● **Written task**: Please set down all the lines beneath this one exactly, without the pictures.

● **Provided entries**:
═══
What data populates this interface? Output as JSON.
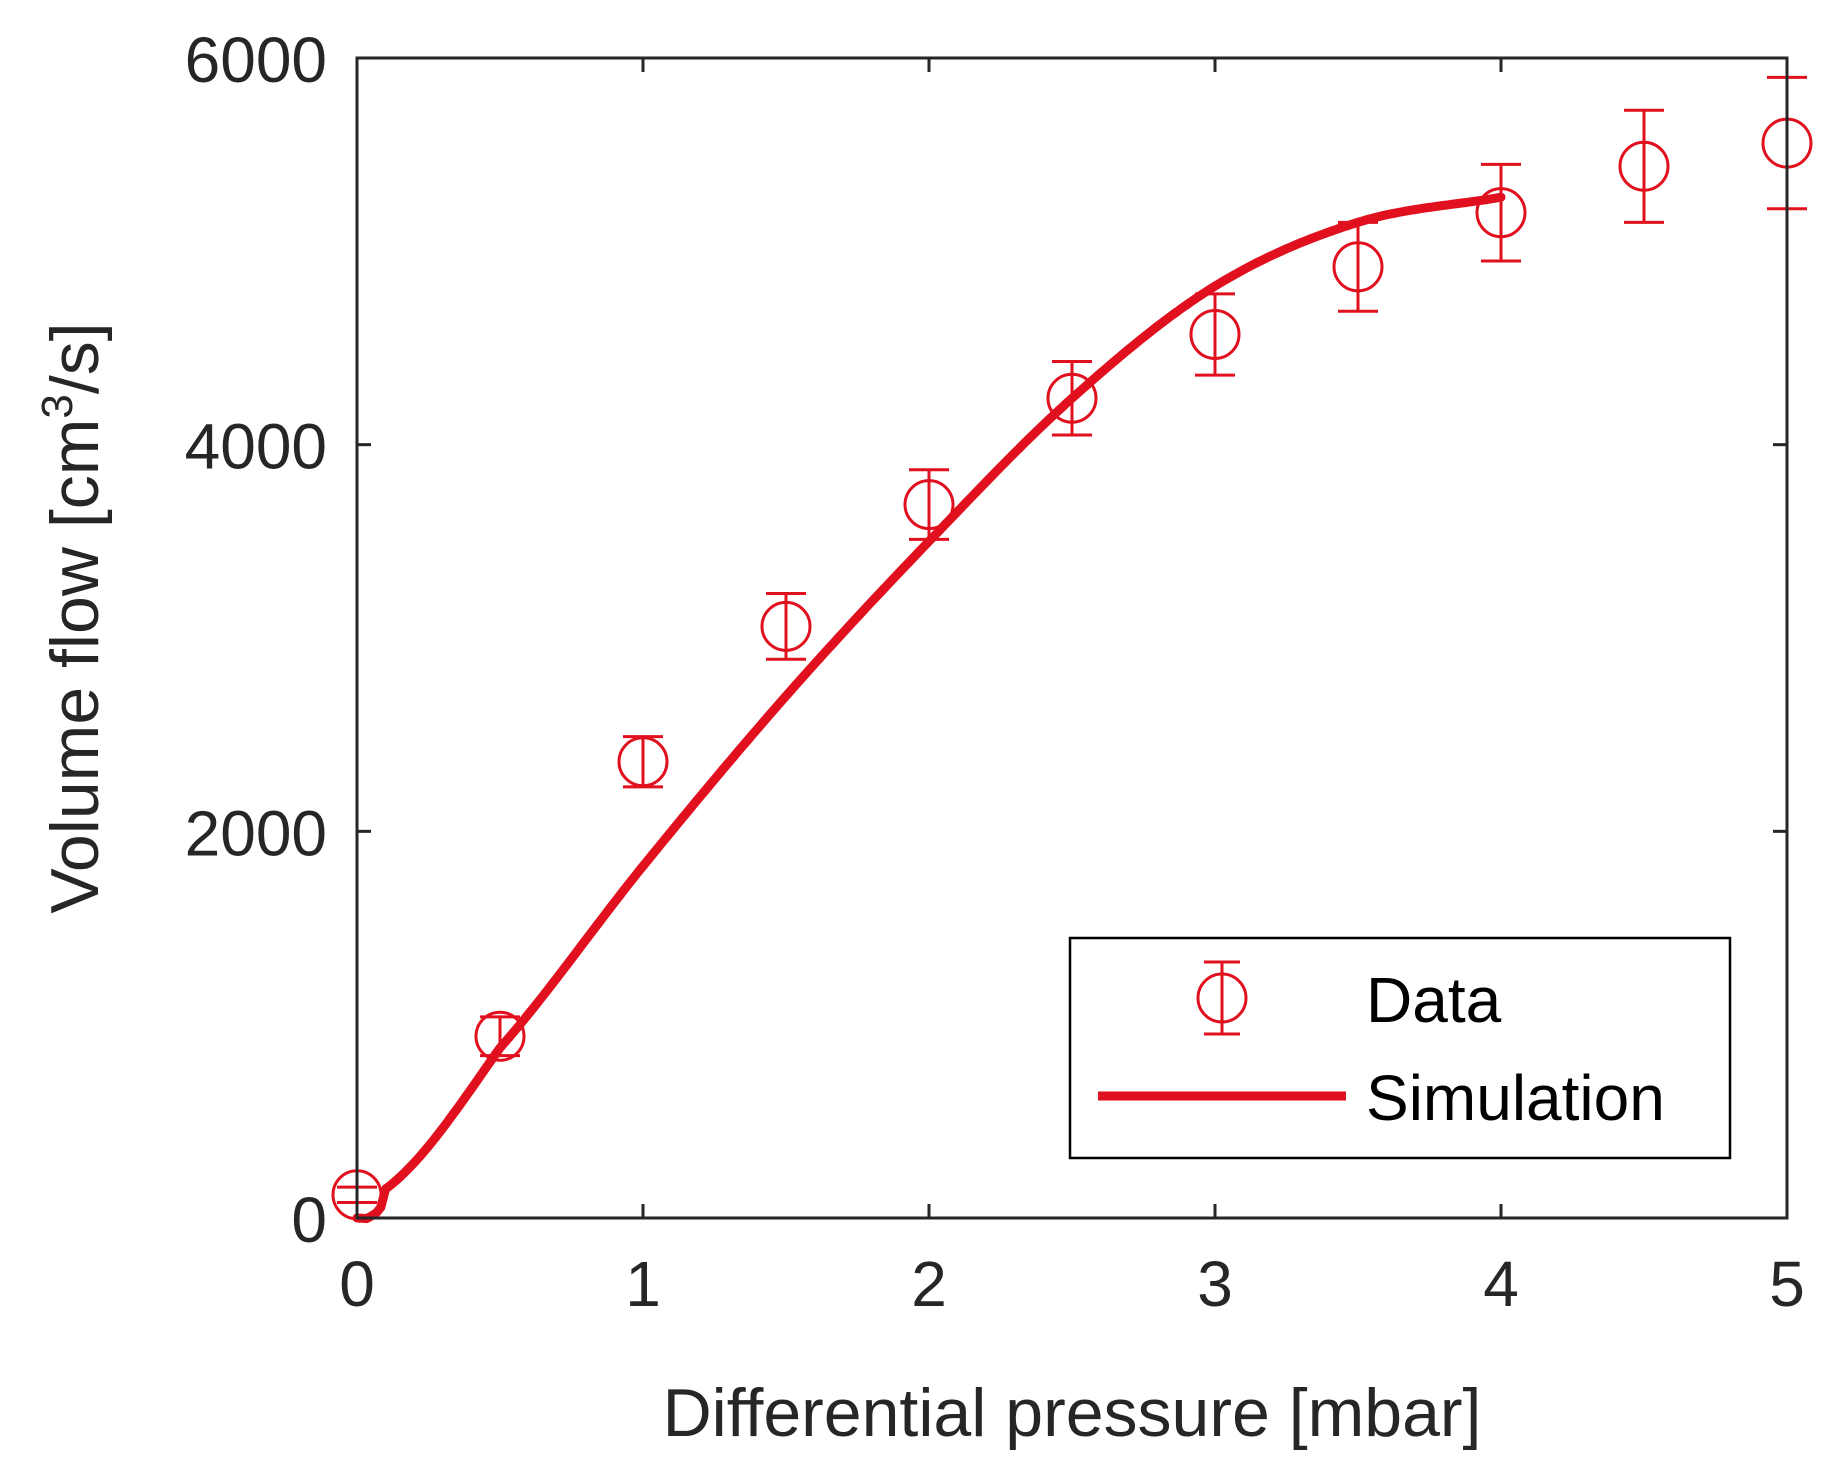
{
  "chart_data": {
    "type": "scatter",
    "title": "",
    "xlabel": "Differential pressure [mbar]",
    "ylabel_main": "Volume flow [cm",
    "ylabel_sup": "3",
    "ylabel_end": "/s]",
    "xlim": [
      0,
      5
    ],
    "ylim": [
      0,
      6000
    ],
    "xticks": [
      0,
      1,
      2,
      3,
      4,
      5
    ],
    "xtick_labels": [
      "0",
      "1",
      "2",
      "3",
      "4",
      "5"
    ],
    "yticks": [
      0,
      2000,
      4000,
      6000
    ],
    "ytick_labels": [
      "0",
      "2000",
      "4000",
      "6000"
    ],
    "grid": false,
    "legend_position": "bottom-right",
    "series": [
      {
        "name": "Data",
        "kind": "errorbar-markers",
        "color": "#e0101e",
        "x": [
          0,
          0.5,
          1.0,
          1.5,
          2.0,
          2.5,
          3.0,
          3.5,
          4.0,
          4.5,
          5.0
        ],
        "y": [
          120,
          940,
          2360,
          3060,
          3690,
          4240,
          4570,
          4920,
          5200,
          5440,
          5560
        ],
        "error": [
          40,
          100,
          130,
          170,
          180,
          190,
          210,
          230,
          250,
          290,
          340
        ]
      },
      {
        "name": "Simulation",
        "kind": "line",
        "color": "#e0101e",
        "x": [
          0,
          0.05,
          0.1,
          0.5,
          1.0,
          1.5,
          2.0,
          2.5,
          3.0,
          3.5,
          4.0
        ],
        "y": [
          0,
          10,
          150,
          880,
          1820,
          2700,
          3500,
          4240,
          4820,
          5150,
          5280
        ]
      }
    ]
  }
}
═══
● **Response to the task**:
What data populates this interface? Output as JSON.
{
  "chart_data": {
    "type": "scatter",
    "title": "",
    "xlabel": "Differential pressure [mbar]",
    "ylabel_main": "Volume flow [cm",
    "ylabel_sup": "3",
    "ylabel_end": "/s]",
    "xlim": [
      0,
      5
    ],
    "ylim": [
      0,
      6000
    ],
    "xticks": [
      0,
      1,
      2,
      3,
      4,
      5
    ],
    "xtick_labels": [
      "0",
      "1",
      "2",
      "3",
      "4",
      "5"
    ],
    "yticks": [
      0,
      2000,
      4000,
      6000
    ],
    "ytick_labels": [
      "0",
      "2000",
      "4000",
      "6000"
    ],
    "grid": false,
    "legend_position": "bottom-right",
    "series": [
      {
        "name": "Data",
        "kind": "errorbar-markers",
        "color": "#e0101e",
        "x": [
          0,
          0.5,
          1.0,
          1.5,
          2.0,
          2.5,
          3.0,
          3.5,
          4.0,
          4.5,
          5.0
        ],
        "y": [
          120,
          940,
          2360,
          3060,
          3690,
          4240,
          4570,
          4920,
          5200,
          5440,
          5560
        ],
        "error": [
          40,
          100,
          130,
          170,
          180,
          190,
          210,
          230,
          250,
          290,
          340
        ]
      },
      {
        "name": "Simulation",
        "kind": "line",
        "color": "#e0101e",
        "x": [
          0,
          0.05,
          0.1,
          0.5,
          1.0,
          1.5,
          2.0,
          2.5,
          3.0,
          3.5,
          4.0
        ],
        "y": [
          0,
          10,
          150,
          880,
          1820,
          2700,
          3500,
          4240,
          4820,
          5150,
          5280
        ]
      }
    ]
  }
}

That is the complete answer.